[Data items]
......
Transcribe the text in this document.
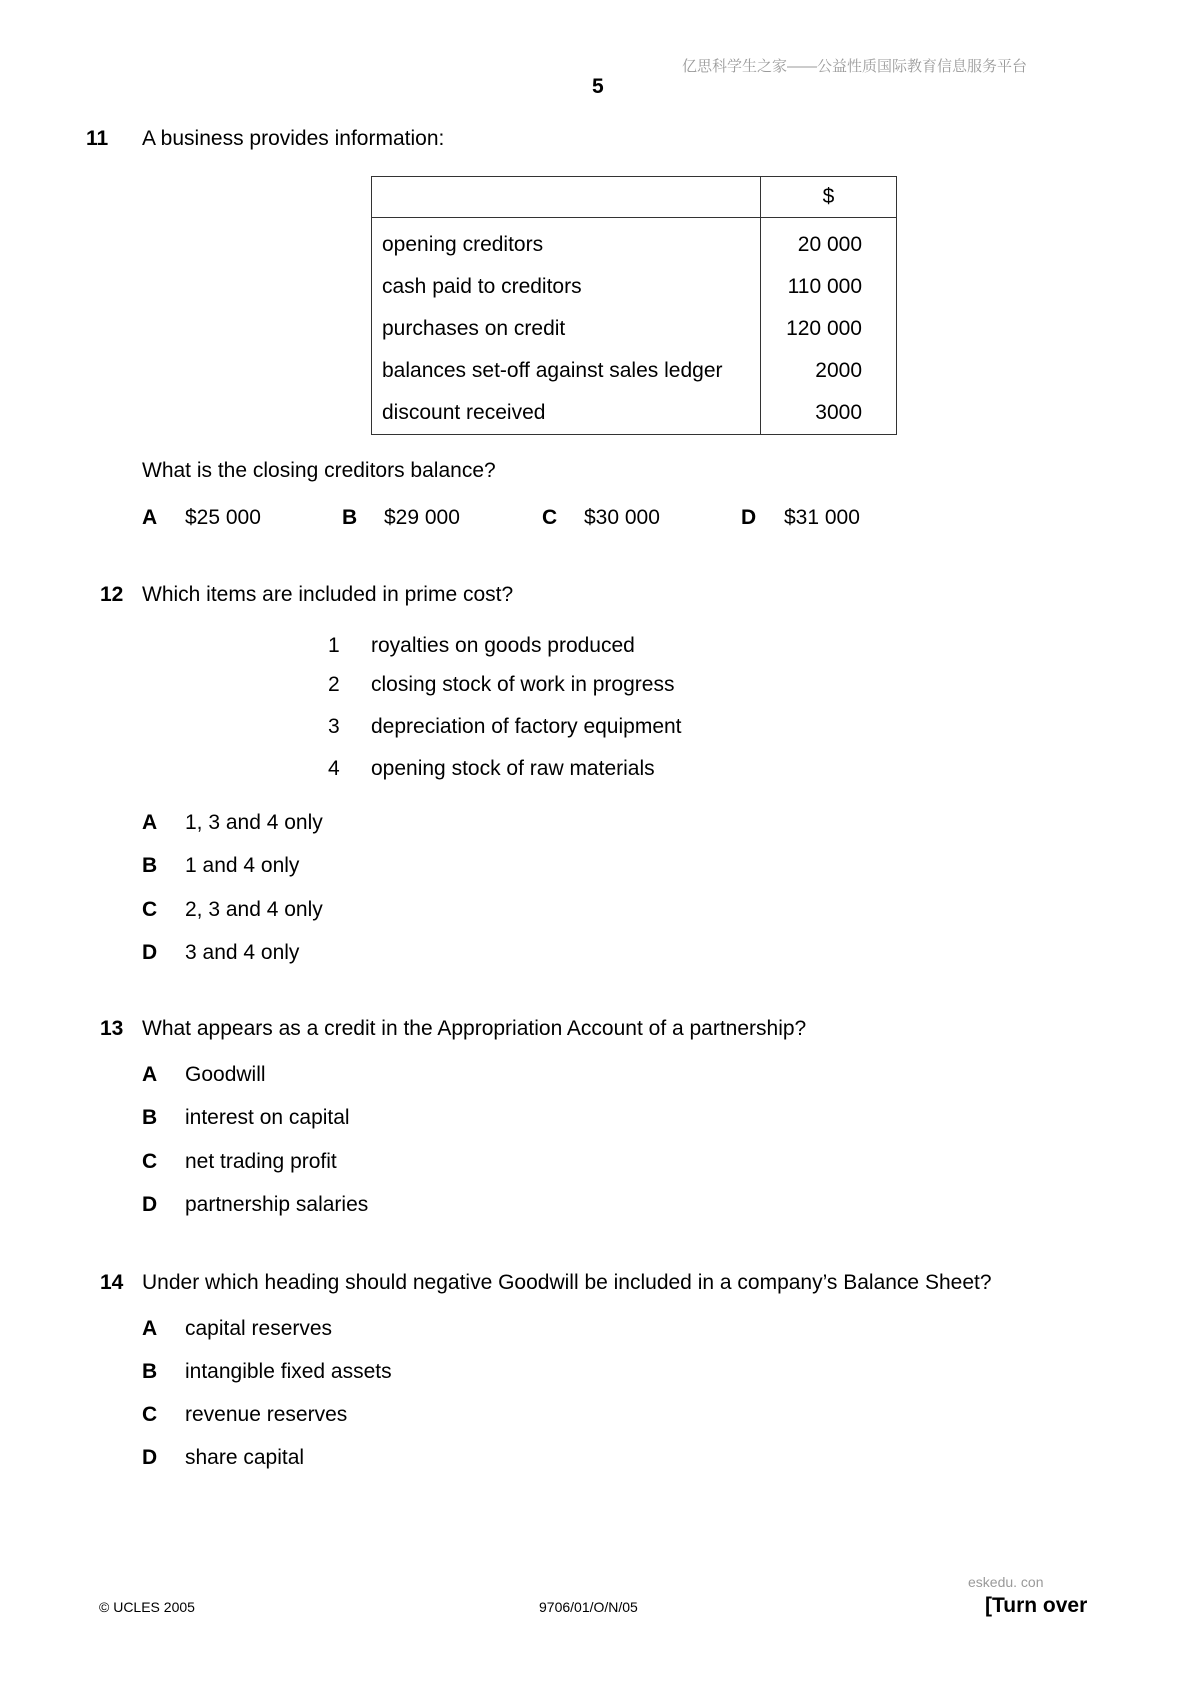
亿思科学生之家——公益性质国际教育信息服务平台
5
11 A business provides information:
	$
opening creditors	20 000
cash paid to creditors	110 000
purchases on credit	120 000
balances set-off against sales ledger	2000
discount received	3000
What is the closing creditors balance?
A $25 000	B $29 000	C $30 000	D $31 000
12 Which items are included in prime cost?
1 royalties on goods produced
2 closing stock of work in progress
3 depreciation of factory equipment
4 opening stock of raw materials
A 1, 3 and 4 only
B 1 and 4 only
C 2, 3 and 4 only
D 3 and 4 only
13 What appears as a credit in the Appropriation Account of a partnership?
A Goodwill
B interest on capital
C net trading profit
D partnership salaries
14 Under which heading should negative Goodwill be included in a company’s Balance Sheet?
A capital reserves
B intangible fixed assets
C revenue reserves
D share capital
eskedu. con
© UCLES 2005	9706/01/O/N/05	[Turn over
......
→ **What is required**
In the entries above, identify each line that includes the string "partnership", then copy it.

→ **Solution**
13 What appears as a credit in the Appropriation Account of a partnership?
D partnership salaries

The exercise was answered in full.